__Required task 1__.
Summarize the forum thread below in two sentences.

Hey, Wally!  Good choice of beans :hubba:.  I have one HBD and three RRFs about 3 weeks old.  I bought femmed RRFs by accident and sure enough, 2 are fems.  The 3rd RRF is a week behind and hasn't sexed yet.


----------



## Locked (Jan 18, 2010)

wally150 said:
			
		

> lol please do bennyboy. any suggestions of when i should transplant these into their 2nd and final 10" homes?



I transplant my autos after they get their 2nd set of true leaves....


----------



## 225smokestack (Jan 18, 2010)

Hamster Lewis said:
			
		

> I transplant my autos after they get their 2nd set of true leaves....



Awesome, wanted to ask you this myself Hamster haha.


----------



## Rusty Gribble (Jan 18, 2010)

i might just have to follow suit hamster......hope ya dont mind....


----------



## Rusty Gribble (Jan 18, 2010)

got a quick update with pics. another HBD sprouted and my mystery sprouted. and i got some close ups for ya! first one is the HBD and second one is of the RRF


----------



## Maui Monster (Jan 18, 2010)

looks good wally, pulling up a spot. cant wait to see how the rocket fuel turns out! Green mojo for the little ones


----------



## Bobo (Jan 18, 2010)

What do the 10 pots hold for liters? I was going to go with 10 liter square pots so bout 2n a half gal. I would be able to fit 10 in my cab.


----------



## FA$TCA$H (Jan 18, 2010)

guess i got the munchies....looked like ya were sproutin out of ding dongs. LMAO


----------



## Rusty Gribble (Jan 18, 2010)

thanks maui monster! hope that chair is comfy. 

id have to guess that the pots are 1.5 gallons or so. didnt pay much attention to the capacity. ive seen multiple auto grows use pots around this size, some use slightly smaller pots, i believe they are about 8" and are a gallon or so.... 

roflmao fastcash. they certainly do. btw those seed starters dont get tall enough when saturated, i was hoping to go from them to the final 10" pots but instead i had to transplant them to some 8 oz seed things.......the roots grew out of those "ding dongs" and were getting light


----------



## GeezerBudd (Jan 18, 2010)

__Required task 2__.
Please copy the records from the start through the line containing "List every element", including both ends, and leave the pictures out.

__Records shown__.
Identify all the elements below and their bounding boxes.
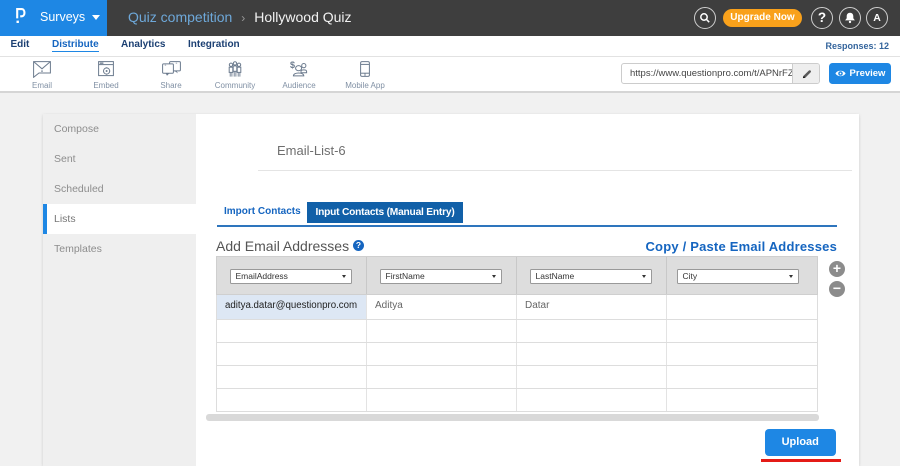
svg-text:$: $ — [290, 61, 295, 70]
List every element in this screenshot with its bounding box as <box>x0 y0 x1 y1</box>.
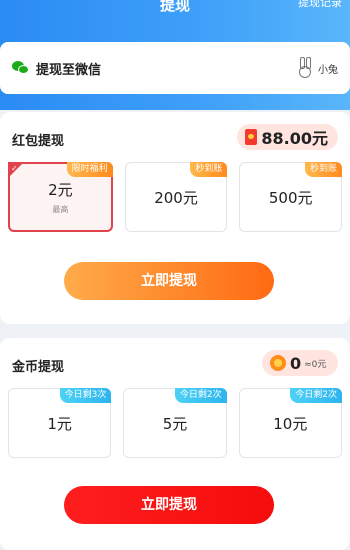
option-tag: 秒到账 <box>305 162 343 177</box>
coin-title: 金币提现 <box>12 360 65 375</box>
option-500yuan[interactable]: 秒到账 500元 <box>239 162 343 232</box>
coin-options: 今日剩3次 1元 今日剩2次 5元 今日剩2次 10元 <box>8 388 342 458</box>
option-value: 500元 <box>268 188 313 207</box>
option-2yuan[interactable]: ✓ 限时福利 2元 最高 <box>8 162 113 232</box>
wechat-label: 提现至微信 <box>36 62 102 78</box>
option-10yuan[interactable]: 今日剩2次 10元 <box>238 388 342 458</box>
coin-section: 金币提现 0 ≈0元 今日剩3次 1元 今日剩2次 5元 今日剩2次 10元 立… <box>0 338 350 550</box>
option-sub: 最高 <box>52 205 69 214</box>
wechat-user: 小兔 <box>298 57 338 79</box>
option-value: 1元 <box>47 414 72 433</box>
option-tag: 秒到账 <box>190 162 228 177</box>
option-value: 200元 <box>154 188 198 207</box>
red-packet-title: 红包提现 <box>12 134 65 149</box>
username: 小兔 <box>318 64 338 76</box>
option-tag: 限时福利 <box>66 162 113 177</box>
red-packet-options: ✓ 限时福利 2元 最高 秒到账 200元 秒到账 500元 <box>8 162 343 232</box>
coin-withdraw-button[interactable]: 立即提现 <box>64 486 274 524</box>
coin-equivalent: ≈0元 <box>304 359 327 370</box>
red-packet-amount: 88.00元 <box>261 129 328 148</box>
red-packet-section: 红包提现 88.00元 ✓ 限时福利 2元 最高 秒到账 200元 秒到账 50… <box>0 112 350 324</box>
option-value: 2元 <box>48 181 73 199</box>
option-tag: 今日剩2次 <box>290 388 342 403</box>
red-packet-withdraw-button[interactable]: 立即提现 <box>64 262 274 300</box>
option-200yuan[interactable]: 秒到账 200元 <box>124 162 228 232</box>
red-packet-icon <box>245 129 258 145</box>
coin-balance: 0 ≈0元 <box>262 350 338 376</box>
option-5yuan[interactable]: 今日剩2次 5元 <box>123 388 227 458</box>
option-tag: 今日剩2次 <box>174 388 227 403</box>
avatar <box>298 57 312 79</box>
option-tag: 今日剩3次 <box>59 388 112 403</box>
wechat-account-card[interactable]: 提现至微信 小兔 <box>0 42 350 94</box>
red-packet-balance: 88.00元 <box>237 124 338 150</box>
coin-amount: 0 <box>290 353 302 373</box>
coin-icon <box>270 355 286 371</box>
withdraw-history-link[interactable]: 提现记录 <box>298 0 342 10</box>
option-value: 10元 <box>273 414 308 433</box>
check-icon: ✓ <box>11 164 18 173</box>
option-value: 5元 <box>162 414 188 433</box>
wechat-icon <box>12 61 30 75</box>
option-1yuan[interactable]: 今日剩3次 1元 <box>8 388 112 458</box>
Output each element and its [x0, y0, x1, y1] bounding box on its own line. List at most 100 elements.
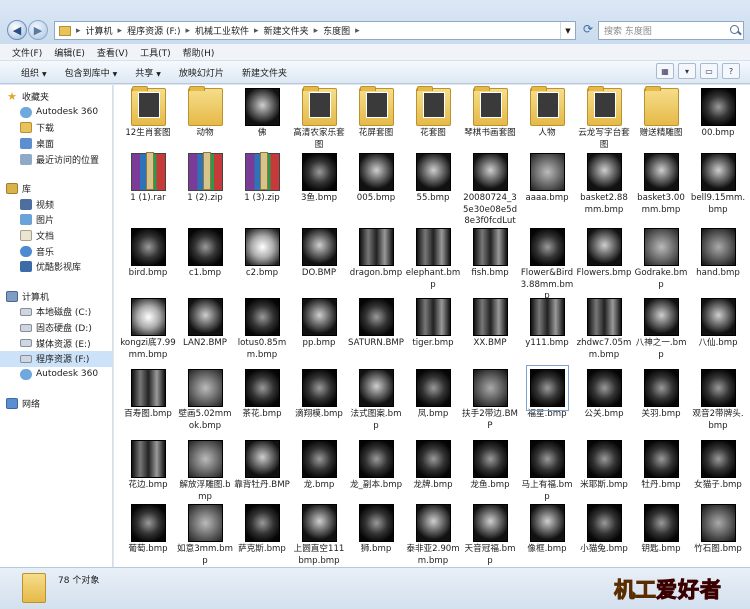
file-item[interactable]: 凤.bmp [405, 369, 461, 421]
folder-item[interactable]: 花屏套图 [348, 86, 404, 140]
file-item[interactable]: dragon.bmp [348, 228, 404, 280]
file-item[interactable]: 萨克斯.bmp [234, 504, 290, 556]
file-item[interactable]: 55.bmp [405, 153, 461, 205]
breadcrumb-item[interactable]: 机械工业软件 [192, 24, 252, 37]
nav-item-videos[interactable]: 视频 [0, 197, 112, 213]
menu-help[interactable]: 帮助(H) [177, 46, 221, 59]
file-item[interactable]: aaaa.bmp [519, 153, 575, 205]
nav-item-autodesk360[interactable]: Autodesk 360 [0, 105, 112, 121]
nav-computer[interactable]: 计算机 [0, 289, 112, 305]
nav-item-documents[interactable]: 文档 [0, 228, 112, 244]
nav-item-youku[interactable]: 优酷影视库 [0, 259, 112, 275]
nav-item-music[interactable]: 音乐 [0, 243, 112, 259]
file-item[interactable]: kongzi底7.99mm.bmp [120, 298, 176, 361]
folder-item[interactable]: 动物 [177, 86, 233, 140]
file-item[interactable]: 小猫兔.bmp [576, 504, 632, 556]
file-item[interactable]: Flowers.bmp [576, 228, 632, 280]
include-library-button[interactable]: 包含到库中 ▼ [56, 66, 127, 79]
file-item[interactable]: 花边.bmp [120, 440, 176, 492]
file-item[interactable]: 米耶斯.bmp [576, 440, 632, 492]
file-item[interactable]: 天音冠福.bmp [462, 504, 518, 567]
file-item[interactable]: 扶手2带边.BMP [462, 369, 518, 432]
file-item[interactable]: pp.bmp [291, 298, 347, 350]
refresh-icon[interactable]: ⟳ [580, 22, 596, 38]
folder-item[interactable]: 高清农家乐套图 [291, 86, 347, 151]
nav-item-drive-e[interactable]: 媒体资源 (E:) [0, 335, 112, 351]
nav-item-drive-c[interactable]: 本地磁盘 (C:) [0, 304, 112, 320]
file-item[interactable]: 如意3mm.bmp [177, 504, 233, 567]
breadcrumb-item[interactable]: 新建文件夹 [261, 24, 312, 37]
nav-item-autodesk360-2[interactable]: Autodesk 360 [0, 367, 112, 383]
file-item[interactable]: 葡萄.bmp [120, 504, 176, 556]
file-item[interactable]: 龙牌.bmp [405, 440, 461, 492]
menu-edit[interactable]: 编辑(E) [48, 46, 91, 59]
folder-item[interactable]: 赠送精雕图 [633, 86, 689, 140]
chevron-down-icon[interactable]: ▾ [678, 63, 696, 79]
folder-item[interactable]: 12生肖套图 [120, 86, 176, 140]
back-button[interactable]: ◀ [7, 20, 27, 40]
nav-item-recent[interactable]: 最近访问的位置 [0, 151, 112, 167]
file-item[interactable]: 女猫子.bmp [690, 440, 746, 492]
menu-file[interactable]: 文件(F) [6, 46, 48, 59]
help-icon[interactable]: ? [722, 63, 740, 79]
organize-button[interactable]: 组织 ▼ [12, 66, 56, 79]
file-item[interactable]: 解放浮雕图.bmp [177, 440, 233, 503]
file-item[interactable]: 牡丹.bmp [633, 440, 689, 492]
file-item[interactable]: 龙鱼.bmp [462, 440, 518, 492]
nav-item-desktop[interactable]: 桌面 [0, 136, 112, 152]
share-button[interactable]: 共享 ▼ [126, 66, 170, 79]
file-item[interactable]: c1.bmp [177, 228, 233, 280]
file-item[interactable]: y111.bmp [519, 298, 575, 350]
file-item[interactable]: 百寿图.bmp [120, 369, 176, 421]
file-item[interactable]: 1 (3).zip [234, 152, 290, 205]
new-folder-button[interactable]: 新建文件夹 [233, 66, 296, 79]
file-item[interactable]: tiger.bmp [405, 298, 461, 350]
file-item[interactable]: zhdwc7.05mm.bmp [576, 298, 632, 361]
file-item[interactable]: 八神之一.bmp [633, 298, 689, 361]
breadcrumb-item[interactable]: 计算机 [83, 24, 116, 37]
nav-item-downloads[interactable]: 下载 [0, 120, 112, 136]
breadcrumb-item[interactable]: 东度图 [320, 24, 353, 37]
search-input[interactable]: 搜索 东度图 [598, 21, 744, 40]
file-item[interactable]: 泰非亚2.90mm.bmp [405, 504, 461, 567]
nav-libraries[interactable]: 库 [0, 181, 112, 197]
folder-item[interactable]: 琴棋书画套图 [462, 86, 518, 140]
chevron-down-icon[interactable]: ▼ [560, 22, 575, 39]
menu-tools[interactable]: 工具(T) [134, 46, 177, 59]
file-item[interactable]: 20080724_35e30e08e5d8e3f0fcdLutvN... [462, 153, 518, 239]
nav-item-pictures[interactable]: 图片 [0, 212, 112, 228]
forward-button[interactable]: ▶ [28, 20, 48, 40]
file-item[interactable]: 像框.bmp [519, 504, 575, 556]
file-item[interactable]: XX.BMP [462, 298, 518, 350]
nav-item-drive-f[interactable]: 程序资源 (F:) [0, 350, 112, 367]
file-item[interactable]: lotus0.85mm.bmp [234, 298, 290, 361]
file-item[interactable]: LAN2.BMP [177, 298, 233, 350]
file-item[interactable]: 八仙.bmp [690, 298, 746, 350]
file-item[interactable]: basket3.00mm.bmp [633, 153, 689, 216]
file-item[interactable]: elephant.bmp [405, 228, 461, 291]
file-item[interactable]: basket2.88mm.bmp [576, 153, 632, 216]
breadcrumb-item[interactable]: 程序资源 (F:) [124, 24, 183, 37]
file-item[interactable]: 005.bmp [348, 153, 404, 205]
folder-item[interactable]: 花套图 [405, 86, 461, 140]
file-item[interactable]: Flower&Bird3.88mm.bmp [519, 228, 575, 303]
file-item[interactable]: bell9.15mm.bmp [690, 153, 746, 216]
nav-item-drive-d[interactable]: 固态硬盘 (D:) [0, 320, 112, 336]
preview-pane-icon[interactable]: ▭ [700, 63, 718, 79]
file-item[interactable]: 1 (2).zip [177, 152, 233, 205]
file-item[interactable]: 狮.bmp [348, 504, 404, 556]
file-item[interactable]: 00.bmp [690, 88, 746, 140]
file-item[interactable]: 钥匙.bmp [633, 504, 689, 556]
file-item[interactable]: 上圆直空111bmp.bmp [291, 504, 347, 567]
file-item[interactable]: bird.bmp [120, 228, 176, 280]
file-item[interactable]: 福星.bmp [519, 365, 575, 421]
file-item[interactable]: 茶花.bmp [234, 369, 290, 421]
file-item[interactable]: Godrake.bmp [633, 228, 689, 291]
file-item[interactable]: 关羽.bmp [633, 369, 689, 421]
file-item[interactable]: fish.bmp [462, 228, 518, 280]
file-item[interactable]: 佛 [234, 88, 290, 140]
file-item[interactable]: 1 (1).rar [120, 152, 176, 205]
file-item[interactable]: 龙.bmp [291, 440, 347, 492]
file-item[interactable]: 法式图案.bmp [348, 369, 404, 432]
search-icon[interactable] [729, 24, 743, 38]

__Reply 1__.
One participant reports having one HBD and three RRFs about three weeks old, two of which are females, and another poster says they transplant autos after the second set of true leaves. Rusty Gribble shares an update that another HBD and the mystery seed have sprouted, guesses the pots hold about 1.5 gallons, and explains that the seedlings had to be moved to 8 oz seed containers because the seed starters were too short.

__Reply 2__.
Identify all the elements below and their bounding boxes.
svg-text:$: $ — [290, 61, 295, 70]
List every element in this screenshot with its bounding box as <box>x0 y0 x1 y1</box>.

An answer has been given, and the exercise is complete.